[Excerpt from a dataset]

>>>>>

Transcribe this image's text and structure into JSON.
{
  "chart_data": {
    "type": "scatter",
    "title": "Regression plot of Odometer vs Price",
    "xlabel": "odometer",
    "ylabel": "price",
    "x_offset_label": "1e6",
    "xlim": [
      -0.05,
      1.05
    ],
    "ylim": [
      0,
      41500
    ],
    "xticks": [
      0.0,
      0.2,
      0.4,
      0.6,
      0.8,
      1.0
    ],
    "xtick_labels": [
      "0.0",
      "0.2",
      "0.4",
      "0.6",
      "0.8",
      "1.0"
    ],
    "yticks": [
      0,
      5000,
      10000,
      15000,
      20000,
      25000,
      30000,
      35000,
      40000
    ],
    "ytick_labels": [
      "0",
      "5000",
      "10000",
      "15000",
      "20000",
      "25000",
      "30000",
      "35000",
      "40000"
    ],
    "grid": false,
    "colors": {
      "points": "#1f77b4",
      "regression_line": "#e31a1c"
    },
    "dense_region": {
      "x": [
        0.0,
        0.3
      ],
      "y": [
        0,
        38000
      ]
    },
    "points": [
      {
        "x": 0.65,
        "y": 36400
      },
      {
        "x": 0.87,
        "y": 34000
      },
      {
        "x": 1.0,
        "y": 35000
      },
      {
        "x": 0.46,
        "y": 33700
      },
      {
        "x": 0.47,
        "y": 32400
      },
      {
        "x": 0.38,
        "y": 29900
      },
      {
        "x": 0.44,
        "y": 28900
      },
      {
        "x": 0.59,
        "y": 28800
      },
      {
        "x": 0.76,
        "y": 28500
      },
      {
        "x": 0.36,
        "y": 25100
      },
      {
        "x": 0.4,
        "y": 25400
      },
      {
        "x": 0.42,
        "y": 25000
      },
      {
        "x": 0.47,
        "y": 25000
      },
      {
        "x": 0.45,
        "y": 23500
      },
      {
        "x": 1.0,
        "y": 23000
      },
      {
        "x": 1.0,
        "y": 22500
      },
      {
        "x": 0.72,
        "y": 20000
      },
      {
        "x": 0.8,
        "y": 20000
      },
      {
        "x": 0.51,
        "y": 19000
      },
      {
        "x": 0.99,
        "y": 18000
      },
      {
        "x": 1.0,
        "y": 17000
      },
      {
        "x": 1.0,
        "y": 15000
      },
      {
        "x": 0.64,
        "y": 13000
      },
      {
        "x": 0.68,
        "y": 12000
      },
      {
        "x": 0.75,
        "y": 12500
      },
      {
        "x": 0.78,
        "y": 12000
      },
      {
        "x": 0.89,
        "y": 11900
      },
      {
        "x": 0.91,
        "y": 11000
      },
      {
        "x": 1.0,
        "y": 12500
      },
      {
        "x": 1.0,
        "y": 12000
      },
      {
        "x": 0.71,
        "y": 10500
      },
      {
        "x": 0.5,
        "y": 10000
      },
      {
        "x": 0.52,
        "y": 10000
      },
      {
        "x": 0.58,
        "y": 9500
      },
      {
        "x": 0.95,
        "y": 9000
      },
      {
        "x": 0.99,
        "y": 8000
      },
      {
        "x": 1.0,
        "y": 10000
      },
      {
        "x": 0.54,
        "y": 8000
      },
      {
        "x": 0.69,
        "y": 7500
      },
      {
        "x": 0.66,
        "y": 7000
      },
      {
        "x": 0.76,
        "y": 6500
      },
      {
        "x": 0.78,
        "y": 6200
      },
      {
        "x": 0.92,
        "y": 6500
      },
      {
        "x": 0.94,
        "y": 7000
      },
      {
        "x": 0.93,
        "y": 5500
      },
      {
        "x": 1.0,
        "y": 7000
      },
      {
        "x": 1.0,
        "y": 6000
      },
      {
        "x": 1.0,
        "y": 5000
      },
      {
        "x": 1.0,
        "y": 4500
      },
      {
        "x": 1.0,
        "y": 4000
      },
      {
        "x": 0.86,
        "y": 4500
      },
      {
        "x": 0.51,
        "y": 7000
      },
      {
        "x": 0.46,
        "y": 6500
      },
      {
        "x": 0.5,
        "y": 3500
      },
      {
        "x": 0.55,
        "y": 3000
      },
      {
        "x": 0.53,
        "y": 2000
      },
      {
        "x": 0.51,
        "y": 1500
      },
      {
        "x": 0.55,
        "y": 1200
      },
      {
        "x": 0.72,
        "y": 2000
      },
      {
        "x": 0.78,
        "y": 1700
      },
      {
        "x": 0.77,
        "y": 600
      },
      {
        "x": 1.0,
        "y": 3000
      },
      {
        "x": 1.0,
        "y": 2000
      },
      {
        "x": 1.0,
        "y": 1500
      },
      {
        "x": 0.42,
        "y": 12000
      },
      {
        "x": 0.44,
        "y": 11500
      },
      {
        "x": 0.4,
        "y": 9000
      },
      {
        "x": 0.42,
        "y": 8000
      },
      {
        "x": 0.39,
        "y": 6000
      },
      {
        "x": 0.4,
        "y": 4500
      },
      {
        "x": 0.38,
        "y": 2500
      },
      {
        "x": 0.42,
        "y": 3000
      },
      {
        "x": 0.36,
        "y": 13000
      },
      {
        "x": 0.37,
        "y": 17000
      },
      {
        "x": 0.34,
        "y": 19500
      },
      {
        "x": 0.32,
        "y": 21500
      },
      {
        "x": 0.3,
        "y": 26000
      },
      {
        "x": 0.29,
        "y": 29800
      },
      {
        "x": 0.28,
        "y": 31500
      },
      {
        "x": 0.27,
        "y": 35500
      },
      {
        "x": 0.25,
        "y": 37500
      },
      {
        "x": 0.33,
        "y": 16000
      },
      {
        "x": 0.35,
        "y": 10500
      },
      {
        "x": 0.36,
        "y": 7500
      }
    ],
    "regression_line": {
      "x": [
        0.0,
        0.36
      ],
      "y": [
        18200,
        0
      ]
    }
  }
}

<<<<<

• **Your task**:
Set down the entries verbatim, leaving none out.

• **Written solution**:
Transcribe this image's text and structure into JSON.
{
  "chart_data": {
    "type": "scatter",
    "title": "Regression plot of Odometer vs Price",
    "xlabel": "odometer",
    "ylabel": "price",
    "x_offset_label": "1e6",
    "xlim": [
      -0.05,
      1.05
    ],
    "ylim": [
      0,
      41500
    ],
    "xticks": [
      0.0,
      0.2,
      0.4,
      0.6,
      0.8,
      1.0
    ],
    "xtick_labels": [
      "0.0",
      "0.2",
      "0.4",
      "0.6",
      "0.8",
      "1.0"
    ],
    "yticks": [
      0,
      5000,
      10000,
      15000,
      20000,
      25000,
      30000,
      35000,
      40000
    ],
    "ytick_labels": [
      "0",
      "5000",
      "10000",
      "15000",
      "20000",
      "25000",
      "30000",
      "35000",
      "40000"
    ],
    "grid": false,
    "colors": {
      "points": "#1f77b4",
      "regression_line": "#e31a1c"
    },
    "dense_region": {
      "x": [
        0.0,
        0.3
      ],
      "y": [
        0,
        38000
      ]
    },
    "points": [
      {
        "x": 0.65,
        "y": 36400
      },
      {
        "x": 0.87,
        "y": 34000
      },
      {
        "x": 1.0,
        "y": 35000
      },
      {
        "x": 0.46,
        "y": 33700
      },
      {
        "x": 0.47,
        "y": 32400
      },
      {
        "x": 0.38,
        "y": 29900
      },
      {
        "x": 0.44,
        "y": 28900
      },
      {
        "x": 0.59,
        "y": 28800
      },
      {
        "x": 0.76,
        "y": 28500
      },
      {
        "x": 0.36,
        "y": 25100
      },
      {
        "x": 0.4,
        "y": 25400
      },
      {
        "x": 0.42,
        "y": 25000
      },
      {
        "x": 0.47,
        "y": 25000
      },
      {
        "x": 0.45,
        "y": 23500
      },
      {
        "x": 1.0,
        "y": 23000
      },
      {
        "x": 1.0,
        "y": 22500
      },
      {
        "x": 0.72,
        "y": 20000
      },
      {
        "x": 0.8,
        "y": 20000
      },
      {
        "x": 0.51,
        "y": 19000
      },
      {
        "x": 0.99,
        "y": 18000
      },
      {
        "x": 1.0,
        "y": 17000
      },
      {
        "x": 1.0,
        "y": 15000
      },
      {
        "x": 0.64,
        "y": 13000
      },
      {
        "x": 0.68,
        "y": 12000
      },
      {
        "x": 0.75,
        "y": 12500
      },
      {
        "x": 0.78,
        "y": 12000
      },
      {
        "x": 0.89,
        "y": 11900
      },
      {
        "x": 0.91,
        "y": 11000
      },
      {
        "x": 1.0,
        "y": 12500
      },
      {
        "x": 1.0,
        "y": 12000
      },
      {
        "x": 0.71,
        "y": 10500
      },
      {
        "x": 0.5,
        "y": 10000
      },
      {
        "x": 0.52,
        "y": 10000
      },
      {
        "x": 0.58,
        "y": 9500
      },
      {
        "x": 0.95,
        "y": 9000
      },
      {
        "x": 0.99,
        "y": 8000
      },
      {
        "x": 1.0,
        "y": 10000
      },
      {
        "x": 0.54,
        "y": 8000
      },
      {
        "x": 0.69,
        "y": 7500
      },
      {
        "x": 0.66,
        "y": 7000
      },
      {
        "x": 0.76,
        "y": 6500
      },
      {
        "x": 0.78,
        "y": 6200
      },
      {
        "x": 0.92,
        "y": 6500
      },
      {
        "x": 0.94,
        "y": 7000
      },
      {
        "x": 0.93,
        "y": 5500
      },
      {
        "x": 1.0,
        "y": 7000
      },
      {
        "x": 1.0,
        "y": 6000
      },
      {
        "x": 1.0,
        "y": 5000
      },
      {
        "x": 1.0,
        "y": 4500
      },
      {
        "x": 1.0,
        "y": 4000
      },
      {
        "x": 0.86,
        "y": 4500
      },
      {
        "x": 0.51,
        "y": 7000
      },
      {
        "x": 0.46,
        "y": 6500
      },
      {
        "x": 0.5,
        "y": 3500
      },
      {
        "x": 0.55,
        "y": 3000
      },
      {
        "x": 0.53,
        "y": 2000
      },
      {
        "x": 0.51,
        "y": 1500
      },
      {
        "x": 0.55,
        "y": 1200
      },
      {
        "x": 0.72,
        "y": 2000
      },
      {
        "x": 0.78,
        "y": 1700
      },
      {
        "x": 0.77,
        "y": 600
      },
      {
        "x": 1.0,
        "y": 3000
      },
      {
        "x": 1.0,
        "y": 2000
      },
      {
        "x": 1.0,
        "y": 1500
      },
      {
        "x": 0.42,
        "y": 12000
      },
      {
        "x": 0.44,
        "y": 11500
      },
      {
        "x": 0.4,
        "y": 9000
      },
      {
        "x": 0.42,
        "y": 8000
      },
      {
        "x": 0.39,
        "y": 6000
      },
      {
        "x": 0.4,
        "y": 4500
      },
      {
        "x": 0.38,
        "y": 2500
      },
      {
        "x": 0.42,
        "y": 3000
      },
      {
        "x": 0.36,
        "y": 13000
      },
      {
        "x": 0.37,
        "y": 17000
      },
      {
        "x": 0.34,
        "y": 19500
      },
      {
        "x": 0.32,
        "y": 21500
      },
      {
        "x": 0.3,
        "y": 26000
      },
      {
        "x": 0.29,
        "y": 29800
      },
      {
        "x": 0.28,
        "y": 31500
      },
      {
        "x": 0.27,
        "y": 35500
      },
      {
        "x": 0.25,
        "y": 37500
      },
      {
        "x": 0.33,
        "y": 16000
      },
      {
        "x": 0.35,
        "y": 10500
      },
      {
        "x": 0.36,
        "y": 7500
      }
    ],
    "regression_line": {
      "x": [
        0.0,
        0.36
      ],
      "y": [
        18200,
        0
      ]
    }
  }
}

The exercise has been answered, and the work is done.